* [Task directions]: Pull every line containing "data" from the entries.

* [Records provided]:
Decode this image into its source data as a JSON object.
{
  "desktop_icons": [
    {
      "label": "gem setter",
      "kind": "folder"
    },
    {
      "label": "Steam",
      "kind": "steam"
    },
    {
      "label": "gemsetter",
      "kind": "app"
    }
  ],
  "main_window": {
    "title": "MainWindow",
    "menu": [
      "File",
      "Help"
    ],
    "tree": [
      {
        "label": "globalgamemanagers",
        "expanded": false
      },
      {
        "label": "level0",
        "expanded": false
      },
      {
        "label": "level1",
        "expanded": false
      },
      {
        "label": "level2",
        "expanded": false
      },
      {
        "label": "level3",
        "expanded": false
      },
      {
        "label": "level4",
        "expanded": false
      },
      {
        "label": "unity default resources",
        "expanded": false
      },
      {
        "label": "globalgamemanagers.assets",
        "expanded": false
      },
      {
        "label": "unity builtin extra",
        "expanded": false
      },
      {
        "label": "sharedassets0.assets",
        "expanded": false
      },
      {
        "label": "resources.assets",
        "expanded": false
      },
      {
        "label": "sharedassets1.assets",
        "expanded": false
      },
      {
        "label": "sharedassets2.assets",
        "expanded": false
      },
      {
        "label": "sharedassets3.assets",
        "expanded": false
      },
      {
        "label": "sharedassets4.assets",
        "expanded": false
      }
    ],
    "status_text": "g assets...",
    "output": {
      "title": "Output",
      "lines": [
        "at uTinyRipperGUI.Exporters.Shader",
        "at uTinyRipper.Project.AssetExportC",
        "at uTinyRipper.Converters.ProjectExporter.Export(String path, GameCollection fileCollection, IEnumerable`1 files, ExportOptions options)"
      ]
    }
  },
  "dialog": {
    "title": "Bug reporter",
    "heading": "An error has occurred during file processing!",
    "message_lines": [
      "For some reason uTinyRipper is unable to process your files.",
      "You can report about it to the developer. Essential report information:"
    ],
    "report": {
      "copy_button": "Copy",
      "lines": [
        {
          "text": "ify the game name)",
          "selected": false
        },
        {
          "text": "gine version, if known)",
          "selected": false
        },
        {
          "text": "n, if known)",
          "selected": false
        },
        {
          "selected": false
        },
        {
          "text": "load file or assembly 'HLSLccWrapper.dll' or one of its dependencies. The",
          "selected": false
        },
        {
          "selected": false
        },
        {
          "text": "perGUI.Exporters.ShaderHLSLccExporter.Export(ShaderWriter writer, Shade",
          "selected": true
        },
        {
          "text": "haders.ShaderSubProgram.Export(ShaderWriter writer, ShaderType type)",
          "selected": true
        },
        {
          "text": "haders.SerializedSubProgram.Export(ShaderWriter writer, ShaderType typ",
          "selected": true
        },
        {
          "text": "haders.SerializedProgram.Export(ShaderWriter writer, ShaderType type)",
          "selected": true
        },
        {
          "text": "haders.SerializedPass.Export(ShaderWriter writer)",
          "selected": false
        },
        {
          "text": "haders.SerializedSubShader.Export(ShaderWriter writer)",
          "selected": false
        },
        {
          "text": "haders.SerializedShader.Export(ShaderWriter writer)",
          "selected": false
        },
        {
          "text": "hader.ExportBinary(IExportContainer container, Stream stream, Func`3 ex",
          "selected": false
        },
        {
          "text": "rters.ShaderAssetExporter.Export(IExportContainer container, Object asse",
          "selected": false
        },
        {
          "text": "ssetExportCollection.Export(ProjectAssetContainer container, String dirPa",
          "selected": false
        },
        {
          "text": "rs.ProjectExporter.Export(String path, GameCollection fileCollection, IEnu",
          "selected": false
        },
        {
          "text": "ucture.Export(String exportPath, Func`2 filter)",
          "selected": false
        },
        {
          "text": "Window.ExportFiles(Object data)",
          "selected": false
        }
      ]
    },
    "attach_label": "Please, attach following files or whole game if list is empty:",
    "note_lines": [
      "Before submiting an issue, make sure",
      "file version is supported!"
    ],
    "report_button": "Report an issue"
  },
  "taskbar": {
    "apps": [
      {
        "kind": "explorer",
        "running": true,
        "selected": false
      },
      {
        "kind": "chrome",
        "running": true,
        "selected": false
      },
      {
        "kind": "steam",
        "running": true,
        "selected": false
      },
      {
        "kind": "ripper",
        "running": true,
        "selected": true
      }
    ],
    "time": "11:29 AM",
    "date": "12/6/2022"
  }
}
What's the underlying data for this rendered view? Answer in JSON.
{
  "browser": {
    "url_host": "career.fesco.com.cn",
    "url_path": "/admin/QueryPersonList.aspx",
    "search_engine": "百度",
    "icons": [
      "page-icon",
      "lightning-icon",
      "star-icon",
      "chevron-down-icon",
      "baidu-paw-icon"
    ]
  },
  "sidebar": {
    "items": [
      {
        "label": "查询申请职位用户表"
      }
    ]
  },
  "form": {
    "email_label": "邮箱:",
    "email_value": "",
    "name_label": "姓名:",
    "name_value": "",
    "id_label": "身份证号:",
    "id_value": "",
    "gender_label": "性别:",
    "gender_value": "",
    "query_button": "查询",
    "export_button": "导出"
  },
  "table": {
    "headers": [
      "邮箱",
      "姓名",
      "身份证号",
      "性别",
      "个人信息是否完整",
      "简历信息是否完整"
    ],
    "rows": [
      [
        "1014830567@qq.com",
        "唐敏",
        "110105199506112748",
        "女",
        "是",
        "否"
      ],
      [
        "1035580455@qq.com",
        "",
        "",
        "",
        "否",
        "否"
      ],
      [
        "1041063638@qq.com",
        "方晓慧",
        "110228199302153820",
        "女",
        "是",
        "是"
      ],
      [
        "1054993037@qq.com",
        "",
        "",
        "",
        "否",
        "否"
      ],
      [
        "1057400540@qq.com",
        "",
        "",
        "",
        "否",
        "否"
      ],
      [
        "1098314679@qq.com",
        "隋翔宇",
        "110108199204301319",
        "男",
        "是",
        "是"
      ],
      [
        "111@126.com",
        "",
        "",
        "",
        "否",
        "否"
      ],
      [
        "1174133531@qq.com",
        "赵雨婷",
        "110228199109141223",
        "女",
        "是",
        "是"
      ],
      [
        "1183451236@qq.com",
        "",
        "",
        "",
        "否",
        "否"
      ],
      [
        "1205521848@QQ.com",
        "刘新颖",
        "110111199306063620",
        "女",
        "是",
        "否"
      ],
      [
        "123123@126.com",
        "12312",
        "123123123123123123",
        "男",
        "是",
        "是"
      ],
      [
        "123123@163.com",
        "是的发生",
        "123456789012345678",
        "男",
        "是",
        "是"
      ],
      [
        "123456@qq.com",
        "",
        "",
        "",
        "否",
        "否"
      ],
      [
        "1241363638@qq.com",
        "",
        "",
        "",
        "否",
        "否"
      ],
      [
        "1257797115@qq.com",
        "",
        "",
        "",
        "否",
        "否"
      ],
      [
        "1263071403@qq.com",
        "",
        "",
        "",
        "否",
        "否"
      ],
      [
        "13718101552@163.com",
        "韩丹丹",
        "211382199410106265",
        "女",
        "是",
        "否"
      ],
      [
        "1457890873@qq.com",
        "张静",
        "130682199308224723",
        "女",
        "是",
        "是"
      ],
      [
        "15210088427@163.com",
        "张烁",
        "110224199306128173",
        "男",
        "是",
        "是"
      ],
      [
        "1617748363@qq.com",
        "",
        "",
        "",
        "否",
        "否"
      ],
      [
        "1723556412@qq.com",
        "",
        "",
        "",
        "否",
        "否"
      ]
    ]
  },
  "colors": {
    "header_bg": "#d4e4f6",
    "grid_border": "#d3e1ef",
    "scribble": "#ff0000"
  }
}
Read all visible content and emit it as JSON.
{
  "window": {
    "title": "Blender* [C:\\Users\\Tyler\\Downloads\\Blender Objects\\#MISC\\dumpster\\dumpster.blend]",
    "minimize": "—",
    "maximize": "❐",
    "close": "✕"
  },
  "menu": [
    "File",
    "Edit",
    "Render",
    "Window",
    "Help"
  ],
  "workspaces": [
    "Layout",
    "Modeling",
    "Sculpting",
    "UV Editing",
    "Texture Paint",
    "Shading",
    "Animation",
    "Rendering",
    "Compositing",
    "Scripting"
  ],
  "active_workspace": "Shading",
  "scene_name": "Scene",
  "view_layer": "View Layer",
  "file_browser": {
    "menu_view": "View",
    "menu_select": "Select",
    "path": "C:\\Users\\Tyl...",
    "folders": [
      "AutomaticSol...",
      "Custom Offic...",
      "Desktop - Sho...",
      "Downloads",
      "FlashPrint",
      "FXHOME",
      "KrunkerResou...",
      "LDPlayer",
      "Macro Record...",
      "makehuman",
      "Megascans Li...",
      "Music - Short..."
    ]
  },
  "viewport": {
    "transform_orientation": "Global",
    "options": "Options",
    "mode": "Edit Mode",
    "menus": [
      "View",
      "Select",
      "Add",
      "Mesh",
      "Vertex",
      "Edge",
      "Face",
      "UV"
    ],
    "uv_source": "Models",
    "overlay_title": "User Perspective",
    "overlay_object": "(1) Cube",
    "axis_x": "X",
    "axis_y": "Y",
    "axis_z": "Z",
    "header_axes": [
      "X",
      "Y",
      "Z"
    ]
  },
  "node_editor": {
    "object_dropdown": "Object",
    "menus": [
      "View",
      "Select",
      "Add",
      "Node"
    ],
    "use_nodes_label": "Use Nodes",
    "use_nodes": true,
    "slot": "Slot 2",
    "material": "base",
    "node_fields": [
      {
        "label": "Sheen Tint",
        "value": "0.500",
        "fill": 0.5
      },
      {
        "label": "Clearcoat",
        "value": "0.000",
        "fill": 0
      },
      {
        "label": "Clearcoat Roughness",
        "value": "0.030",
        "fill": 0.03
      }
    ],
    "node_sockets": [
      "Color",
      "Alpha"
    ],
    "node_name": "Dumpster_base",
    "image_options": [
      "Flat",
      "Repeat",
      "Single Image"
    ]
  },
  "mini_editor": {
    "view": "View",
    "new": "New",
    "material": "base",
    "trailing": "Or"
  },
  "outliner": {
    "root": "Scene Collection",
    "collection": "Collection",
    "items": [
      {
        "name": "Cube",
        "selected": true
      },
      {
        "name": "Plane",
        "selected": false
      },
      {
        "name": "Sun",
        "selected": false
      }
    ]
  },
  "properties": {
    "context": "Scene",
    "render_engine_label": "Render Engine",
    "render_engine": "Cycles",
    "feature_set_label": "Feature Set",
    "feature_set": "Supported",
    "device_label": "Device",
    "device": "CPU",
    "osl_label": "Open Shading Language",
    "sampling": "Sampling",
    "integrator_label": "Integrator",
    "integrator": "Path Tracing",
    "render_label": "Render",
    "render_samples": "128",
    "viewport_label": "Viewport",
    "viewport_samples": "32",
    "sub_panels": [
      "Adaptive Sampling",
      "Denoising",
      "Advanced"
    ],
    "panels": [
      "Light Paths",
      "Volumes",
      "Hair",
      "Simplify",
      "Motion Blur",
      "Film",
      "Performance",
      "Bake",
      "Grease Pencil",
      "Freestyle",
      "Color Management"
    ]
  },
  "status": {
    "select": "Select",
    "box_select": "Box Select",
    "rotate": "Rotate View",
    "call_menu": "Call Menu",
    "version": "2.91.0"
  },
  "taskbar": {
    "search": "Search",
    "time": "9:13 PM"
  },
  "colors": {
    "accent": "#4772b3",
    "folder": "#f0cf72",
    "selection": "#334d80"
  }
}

* [Full response]:
Decode this image into its source data as a JSON object.
          "text": "Window.ExportFiles(Object data)",
What's the underlying data for this rendered view? Answer in JSON.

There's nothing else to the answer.